To be done: Find the string "LONG" in the entries and copy each line that has it.
----------------
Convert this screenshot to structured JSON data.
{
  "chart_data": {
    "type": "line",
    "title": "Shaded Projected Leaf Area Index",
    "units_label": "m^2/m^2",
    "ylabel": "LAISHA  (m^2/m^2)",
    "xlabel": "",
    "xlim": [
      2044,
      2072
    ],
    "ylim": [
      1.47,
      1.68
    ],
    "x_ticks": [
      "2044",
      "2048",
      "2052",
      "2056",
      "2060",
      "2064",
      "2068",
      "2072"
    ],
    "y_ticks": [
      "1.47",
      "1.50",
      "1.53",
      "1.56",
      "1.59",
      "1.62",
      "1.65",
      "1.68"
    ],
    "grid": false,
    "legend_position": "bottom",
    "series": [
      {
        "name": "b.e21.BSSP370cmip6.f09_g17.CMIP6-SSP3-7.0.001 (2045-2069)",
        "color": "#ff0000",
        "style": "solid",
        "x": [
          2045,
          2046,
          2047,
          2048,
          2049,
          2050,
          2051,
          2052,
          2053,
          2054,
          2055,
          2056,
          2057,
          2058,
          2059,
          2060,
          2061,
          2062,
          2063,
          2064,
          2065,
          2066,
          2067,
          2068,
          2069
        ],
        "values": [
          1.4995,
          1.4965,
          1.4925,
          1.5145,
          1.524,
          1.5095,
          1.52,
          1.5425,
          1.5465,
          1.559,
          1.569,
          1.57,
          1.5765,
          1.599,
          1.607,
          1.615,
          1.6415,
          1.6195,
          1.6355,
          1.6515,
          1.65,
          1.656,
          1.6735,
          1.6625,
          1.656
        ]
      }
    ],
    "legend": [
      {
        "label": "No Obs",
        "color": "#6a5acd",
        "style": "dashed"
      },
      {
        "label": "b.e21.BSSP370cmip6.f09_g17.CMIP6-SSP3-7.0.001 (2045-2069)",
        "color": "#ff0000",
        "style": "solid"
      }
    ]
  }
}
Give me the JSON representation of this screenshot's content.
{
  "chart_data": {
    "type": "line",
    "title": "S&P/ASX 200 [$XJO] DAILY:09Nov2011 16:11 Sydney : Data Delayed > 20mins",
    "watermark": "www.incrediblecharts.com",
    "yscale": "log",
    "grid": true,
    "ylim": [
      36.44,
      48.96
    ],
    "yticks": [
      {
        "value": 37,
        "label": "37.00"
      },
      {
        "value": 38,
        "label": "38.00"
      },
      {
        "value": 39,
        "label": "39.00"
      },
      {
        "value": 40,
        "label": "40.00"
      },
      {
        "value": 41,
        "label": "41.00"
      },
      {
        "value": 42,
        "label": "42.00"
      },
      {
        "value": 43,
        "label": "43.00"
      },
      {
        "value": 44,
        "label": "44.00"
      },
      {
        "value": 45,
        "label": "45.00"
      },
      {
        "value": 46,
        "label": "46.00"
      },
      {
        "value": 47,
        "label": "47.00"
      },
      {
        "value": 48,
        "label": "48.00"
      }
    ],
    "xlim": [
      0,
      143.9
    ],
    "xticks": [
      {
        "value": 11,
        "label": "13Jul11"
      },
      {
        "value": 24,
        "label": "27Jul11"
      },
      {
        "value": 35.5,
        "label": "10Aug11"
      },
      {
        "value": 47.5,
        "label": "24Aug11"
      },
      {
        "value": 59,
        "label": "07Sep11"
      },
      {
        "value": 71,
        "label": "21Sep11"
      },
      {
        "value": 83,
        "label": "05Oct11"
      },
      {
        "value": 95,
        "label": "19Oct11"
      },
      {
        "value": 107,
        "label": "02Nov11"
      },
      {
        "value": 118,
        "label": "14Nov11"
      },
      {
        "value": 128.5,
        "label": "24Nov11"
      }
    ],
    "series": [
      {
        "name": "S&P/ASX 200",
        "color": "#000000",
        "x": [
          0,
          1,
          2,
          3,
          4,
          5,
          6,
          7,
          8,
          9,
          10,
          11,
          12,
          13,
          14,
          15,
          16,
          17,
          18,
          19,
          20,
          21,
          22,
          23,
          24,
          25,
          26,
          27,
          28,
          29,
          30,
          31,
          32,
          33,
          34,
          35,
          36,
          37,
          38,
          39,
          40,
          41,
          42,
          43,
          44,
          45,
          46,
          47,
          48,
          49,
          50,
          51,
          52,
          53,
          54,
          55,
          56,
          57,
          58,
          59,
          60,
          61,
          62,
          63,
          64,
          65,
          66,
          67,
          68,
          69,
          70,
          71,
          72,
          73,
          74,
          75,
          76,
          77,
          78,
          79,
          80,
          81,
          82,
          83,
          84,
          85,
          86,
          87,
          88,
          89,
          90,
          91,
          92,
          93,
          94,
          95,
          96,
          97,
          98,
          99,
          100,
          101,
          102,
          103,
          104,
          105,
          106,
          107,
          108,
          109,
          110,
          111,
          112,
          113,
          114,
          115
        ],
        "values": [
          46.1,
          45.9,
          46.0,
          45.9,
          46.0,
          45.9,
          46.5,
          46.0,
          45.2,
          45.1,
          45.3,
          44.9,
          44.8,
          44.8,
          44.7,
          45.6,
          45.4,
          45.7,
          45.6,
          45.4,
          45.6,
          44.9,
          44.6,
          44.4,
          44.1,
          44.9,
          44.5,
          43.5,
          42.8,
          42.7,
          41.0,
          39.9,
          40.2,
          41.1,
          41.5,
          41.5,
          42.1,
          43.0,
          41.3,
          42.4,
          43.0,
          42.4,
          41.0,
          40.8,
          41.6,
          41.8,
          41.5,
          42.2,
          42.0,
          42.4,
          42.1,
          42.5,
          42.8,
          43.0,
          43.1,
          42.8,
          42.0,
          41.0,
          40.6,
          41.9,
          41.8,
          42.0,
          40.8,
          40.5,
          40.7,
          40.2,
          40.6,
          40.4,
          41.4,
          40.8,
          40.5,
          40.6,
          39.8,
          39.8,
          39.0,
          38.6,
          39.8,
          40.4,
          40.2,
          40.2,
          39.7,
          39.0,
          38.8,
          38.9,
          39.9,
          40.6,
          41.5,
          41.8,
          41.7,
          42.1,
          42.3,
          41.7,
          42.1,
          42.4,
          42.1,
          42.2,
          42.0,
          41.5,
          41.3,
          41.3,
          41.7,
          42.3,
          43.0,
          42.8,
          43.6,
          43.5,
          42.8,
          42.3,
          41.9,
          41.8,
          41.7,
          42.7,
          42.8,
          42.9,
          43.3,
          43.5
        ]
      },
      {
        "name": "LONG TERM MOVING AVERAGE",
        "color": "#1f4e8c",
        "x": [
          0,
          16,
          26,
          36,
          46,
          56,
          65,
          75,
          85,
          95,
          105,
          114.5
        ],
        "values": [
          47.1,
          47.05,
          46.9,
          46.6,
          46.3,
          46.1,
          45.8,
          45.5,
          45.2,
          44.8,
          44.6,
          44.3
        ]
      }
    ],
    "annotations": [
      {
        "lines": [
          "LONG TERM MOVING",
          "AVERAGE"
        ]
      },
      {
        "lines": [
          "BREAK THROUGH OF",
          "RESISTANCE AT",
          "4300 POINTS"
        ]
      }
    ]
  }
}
----------------
Right answer:
        "name": "LONG TERM MOVING AVERAGE",
          "LONG TERM MOVING",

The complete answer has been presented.